━━━━━ TASK INPUT ━━━━━
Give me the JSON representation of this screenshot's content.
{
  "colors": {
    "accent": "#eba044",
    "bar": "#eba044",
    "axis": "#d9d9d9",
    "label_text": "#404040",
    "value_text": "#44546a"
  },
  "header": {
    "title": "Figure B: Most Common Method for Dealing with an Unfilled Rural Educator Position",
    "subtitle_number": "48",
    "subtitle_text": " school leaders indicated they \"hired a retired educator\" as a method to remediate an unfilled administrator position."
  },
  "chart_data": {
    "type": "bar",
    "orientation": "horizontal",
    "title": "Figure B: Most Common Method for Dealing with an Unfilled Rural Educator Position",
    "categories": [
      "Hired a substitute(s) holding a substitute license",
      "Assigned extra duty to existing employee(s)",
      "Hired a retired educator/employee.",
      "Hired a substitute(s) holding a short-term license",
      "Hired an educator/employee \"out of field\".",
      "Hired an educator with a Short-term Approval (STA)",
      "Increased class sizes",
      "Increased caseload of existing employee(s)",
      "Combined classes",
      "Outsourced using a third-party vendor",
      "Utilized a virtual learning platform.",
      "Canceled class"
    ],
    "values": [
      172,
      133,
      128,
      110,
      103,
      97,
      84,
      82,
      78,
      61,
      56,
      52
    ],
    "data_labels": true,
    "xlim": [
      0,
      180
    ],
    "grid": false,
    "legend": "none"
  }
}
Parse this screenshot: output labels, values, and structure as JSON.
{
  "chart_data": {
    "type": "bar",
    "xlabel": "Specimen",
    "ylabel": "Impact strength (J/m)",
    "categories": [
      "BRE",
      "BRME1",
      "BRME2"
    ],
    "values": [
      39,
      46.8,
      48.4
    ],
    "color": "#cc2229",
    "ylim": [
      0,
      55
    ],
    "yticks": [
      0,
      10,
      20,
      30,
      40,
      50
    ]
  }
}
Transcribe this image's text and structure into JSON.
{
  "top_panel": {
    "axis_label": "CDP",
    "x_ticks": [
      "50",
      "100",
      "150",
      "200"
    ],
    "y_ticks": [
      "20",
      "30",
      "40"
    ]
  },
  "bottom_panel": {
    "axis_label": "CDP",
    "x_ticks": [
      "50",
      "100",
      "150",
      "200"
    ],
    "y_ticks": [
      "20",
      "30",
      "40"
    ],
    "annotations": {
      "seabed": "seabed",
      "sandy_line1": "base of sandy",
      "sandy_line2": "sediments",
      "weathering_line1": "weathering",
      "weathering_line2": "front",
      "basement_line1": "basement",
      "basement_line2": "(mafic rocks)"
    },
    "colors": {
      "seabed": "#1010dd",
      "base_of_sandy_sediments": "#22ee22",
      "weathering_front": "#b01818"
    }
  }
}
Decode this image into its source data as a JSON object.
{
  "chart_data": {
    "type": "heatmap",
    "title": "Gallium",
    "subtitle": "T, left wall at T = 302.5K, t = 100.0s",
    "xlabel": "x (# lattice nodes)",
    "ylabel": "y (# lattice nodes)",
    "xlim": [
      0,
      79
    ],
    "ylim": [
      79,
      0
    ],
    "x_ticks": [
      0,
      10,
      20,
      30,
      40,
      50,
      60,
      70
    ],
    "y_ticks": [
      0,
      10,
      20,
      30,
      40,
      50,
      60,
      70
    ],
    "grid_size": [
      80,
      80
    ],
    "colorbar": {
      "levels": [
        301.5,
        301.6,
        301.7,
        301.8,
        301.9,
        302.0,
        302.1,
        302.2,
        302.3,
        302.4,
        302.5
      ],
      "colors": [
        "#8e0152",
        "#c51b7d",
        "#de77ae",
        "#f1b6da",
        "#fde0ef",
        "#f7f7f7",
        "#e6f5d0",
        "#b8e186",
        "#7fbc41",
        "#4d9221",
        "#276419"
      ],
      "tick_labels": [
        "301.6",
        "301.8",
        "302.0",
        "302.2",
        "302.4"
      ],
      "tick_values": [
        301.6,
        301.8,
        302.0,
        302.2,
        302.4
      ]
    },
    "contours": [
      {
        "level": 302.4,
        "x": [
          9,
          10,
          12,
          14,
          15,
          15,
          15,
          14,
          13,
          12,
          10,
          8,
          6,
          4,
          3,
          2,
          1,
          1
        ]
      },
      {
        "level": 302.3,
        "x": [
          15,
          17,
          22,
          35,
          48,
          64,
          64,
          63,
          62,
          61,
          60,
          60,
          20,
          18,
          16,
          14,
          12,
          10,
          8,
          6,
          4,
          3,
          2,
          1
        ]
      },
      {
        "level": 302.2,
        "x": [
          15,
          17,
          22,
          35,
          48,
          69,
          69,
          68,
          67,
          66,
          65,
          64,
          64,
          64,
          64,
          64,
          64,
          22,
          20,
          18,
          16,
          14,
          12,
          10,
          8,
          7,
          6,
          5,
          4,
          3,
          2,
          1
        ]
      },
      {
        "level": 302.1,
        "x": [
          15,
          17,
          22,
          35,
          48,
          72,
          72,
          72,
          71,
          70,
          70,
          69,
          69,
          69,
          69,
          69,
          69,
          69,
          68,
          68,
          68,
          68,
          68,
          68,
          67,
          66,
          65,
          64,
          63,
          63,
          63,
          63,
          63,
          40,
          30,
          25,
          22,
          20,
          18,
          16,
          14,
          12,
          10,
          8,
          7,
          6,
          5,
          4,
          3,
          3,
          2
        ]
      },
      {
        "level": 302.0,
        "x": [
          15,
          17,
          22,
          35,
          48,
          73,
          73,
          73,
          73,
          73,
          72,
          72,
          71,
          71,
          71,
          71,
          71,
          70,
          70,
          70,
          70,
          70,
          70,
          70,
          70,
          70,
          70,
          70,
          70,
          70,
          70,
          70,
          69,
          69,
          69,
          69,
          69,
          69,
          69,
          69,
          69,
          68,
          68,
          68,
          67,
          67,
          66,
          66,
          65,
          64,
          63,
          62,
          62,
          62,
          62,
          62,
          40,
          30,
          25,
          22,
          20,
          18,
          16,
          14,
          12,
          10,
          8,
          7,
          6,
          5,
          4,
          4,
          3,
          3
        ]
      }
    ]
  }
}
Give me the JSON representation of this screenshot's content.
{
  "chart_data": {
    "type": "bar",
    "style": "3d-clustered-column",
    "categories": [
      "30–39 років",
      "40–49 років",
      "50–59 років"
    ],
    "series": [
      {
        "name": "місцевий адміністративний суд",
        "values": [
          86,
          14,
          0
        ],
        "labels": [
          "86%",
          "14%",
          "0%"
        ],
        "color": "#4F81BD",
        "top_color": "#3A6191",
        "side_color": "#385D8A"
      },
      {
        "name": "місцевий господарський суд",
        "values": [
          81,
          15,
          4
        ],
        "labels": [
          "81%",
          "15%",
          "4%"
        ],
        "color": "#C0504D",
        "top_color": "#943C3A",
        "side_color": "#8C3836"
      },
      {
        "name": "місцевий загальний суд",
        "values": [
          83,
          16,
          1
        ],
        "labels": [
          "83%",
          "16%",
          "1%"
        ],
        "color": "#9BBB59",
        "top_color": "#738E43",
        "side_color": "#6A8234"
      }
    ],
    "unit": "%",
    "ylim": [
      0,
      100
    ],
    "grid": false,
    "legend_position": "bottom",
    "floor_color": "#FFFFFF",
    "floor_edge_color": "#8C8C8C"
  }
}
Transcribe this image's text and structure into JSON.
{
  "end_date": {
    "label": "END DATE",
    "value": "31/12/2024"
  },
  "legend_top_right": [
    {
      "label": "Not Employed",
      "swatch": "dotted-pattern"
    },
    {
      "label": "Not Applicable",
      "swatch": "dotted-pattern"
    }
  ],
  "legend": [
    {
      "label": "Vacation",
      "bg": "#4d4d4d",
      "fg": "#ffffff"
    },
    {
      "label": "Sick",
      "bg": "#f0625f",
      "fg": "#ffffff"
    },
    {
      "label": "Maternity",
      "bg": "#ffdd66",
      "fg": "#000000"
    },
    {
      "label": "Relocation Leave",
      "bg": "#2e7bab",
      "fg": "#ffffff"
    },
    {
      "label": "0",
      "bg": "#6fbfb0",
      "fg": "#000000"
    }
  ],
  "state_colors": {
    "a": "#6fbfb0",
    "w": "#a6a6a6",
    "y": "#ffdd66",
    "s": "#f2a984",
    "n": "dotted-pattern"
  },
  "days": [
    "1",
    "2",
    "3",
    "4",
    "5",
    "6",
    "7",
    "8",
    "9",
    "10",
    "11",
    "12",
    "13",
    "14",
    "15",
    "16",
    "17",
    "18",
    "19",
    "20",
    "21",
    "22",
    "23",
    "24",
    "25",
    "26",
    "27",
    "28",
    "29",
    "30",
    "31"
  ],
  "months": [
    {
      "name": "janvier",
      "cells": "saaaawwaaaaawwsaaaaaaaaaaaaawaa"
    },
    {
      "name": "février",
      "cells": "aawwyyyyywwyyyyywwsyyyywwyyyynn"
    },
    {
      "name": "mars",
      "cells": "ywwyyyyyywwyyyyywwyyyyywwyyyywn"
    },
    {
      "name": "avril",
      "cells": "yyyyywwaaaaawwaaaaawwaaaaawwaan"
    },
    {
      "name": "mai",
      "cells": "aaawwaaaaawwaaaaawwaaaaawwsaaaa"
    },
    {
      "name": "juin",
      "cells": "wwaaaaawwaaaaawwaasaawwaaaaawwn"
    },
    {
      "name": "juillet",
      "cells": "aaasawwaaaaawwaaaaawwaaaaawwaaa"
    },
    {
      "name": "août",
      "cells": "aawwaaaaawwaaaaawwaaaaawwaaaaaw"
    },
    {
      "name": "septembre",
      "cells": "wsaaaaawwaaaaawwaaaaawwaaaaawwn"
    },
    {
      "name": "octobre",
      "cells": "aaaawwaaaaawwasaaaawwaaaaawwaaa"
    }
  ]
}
━━━━━
WRITTEN INSTRUCTION:
Select every line where the word "license" occurs.

FINAL RESULT:
      "Hired a substitute(s) holding a substitute license",
      "Hired a substitute(s) holding a short-term license",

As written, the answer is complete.